In the listing below, count the lines with "color" and report only the figure.

**Available data:**
++++++

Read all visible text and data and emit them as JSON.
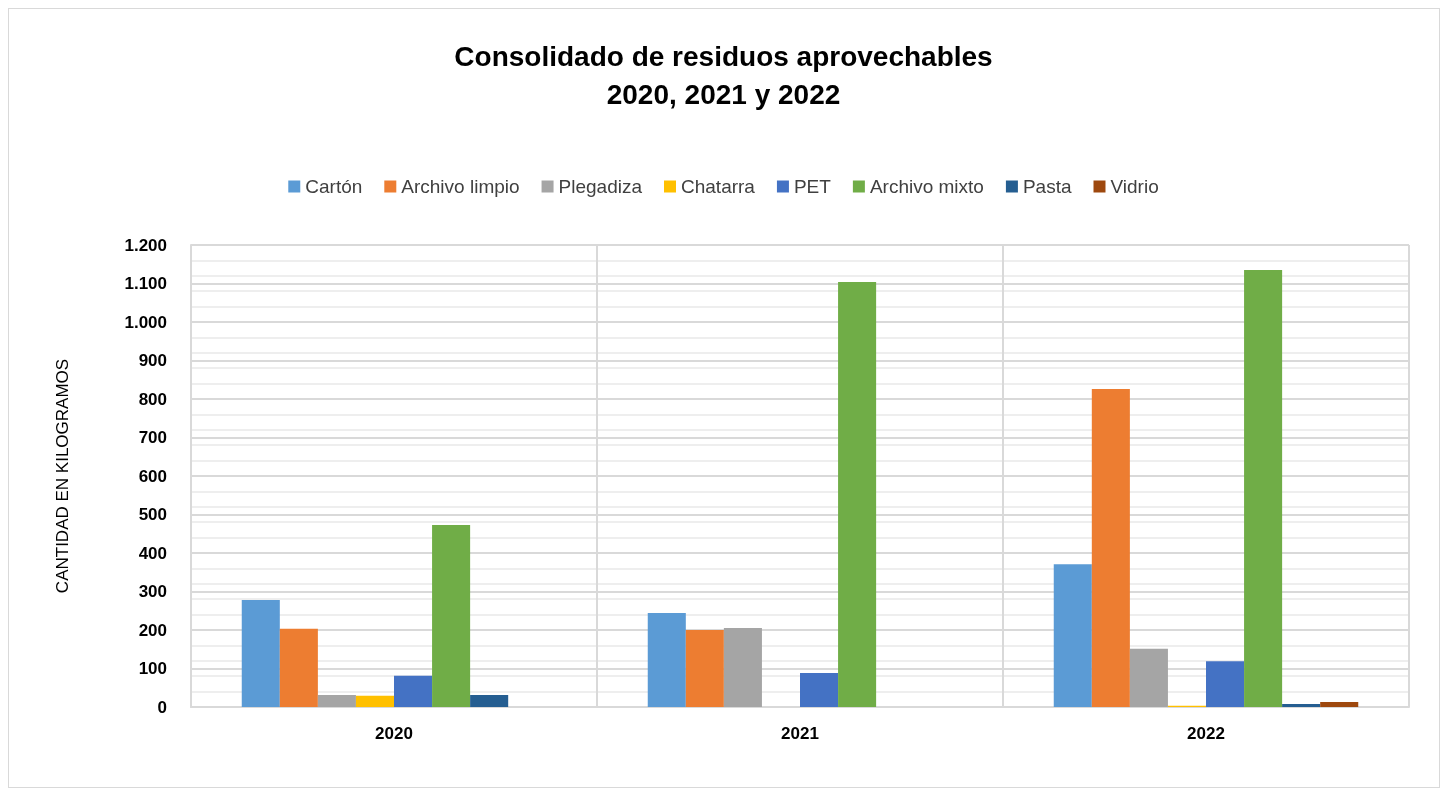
{
  "chart_data": {
    "type": "bar",
    "title": "Consolidado de residuos aprovechables\n2020, 2021 y 2022",
    "ylabel": "CANTIDAD EN KILOGRAMOS",
    "categories": [
      "2020",
      "2021",
      "2022"
    ],
    "series": [
      {
        "name": "Cartón",
        "color": "#5b9bd5",
        "values": [
          278,
          244,
          371
        ]
      },
      {
        "name": "Archivo limpio",
        "color": "#ed7d31",
        "values": [
          203,
          200,
          826
        ]
      },
      {
        "name": "Plegadiza",
        "color": "#a5a5a5",
        "values": [
          31,
          205,
          151
        ]
      },
      {
        "name": "Chatarra",
        "color": "#ffc000",
        "values": [
          29,
          0,
          3
        ]
      },
      {
        "name": "PET",
        "color": "#4472c4",
        "values": [
          81,
          88,
          119
        ]
      },
      {
        "name": "Archivo mixto",
        "color": "#70ad47",
        "values": [
          473,
          1104,
          1135
        ]
      },
      {
        "name": "Pasta",
        "color": "#255e91",
        "values": [
          31,
          0,
          8
        ]
      },
      {
        "name": "Vidrio",
        "color": "#9e480e",
        "values": [
          0,
          0,
          13
        ]
      }
    ],
    "ylim": [
      0,
      1200
    ],
    "yticks": [
      0,
      100,
      200,
      300,
      400,
      500,
      600,
      700,
      800,
      900,
      {
        "value": 1000,
        "label": "1.000"
      },
      {
        "value": 1100,
        "label": "1.100"
      },
      {
        "value": 1200,
        "label": "1.200"
      }
    ],
    "grid": true,
    "legend": "top"
  }
}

++++++

**Response:**
8